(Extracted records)
______
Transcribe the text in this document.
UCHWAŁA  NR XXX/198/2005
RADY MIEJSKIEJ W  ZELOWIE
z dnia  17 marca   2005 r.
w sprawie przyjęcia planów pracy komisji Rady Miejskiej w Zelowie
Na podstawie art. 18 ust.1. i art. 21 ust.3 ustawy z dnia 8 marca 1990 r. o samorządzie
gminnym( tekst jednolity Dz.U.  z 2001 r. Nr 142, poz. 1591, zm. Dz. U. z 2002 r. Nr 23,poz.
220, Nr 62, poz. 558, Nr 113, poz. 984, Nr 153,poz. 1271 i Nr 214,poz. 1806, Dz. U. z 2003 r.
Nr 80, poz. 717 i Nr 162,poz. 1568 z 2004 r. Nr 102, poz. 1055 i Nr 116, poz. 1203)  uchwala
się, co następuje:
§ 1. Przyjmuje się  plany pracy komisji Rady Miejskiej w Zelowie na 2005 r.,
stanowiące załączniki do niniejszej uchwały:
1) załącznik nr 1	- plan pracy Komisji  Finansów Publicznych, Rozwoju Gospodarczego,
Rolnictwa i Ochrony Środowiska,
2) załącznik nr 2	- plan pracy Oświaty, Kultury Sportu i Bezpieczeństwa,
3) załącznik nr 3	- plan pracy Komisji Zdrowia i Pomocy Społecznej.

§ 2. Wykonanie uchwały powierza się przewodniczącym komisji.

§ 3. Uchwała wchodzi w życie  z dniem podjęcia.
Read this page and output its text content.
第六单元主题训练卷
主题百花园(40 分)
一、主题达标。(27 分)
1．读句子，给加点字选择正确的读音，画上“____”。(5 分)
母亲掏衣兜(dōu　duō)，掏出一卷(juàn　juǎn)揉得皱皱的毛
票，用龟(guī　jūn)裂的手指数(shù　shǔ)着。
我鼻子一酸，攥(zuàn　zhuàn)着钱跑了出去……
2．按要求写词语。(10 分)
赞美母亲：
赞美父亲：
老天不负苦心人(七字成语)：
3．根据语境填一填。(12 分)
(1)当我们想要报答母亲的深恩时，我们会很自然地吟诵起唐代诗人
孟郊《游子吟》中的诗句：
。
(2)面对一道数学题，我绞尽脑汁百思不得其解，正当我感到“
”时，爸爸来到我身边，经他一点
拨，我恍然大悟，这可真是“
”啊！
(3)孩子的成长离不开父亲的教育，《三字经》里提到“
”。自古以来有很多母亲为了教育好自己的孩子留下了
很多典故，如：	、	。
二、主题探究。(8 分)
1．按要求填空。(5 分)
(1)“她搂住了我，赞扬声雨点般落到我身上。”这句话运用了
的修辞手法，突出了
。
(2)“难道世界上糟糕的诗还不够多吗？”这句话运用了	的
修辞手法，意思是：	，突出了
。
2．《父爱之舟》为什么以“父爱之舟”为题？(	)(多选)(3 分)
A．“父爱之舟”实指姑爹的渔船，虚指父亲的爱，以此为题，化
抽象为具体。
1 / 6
______
* _Work to be completed_
Select the lines from the entries that include the word "pracy".

* _Task result_
w sprawie przyjęcia planów pracy komisji Rady Miejskiej w Zelowie
§ 1. Przyjmuje się  plany pracy komisji Rady Miejskiej w Zelowie na 2005 r.,
1) załącznik nr 1	- plan pracy Komisji  Finansów Publicznych, Rozwoju Gospodarczego,
2) załącznik nr 2	- plan pracy Oświaty, Kultury Sportu i Bezpieczeństwa,
3) załącznik nr 3	- plan pracy Komisji Zdrowia i Pomocy Społecznej.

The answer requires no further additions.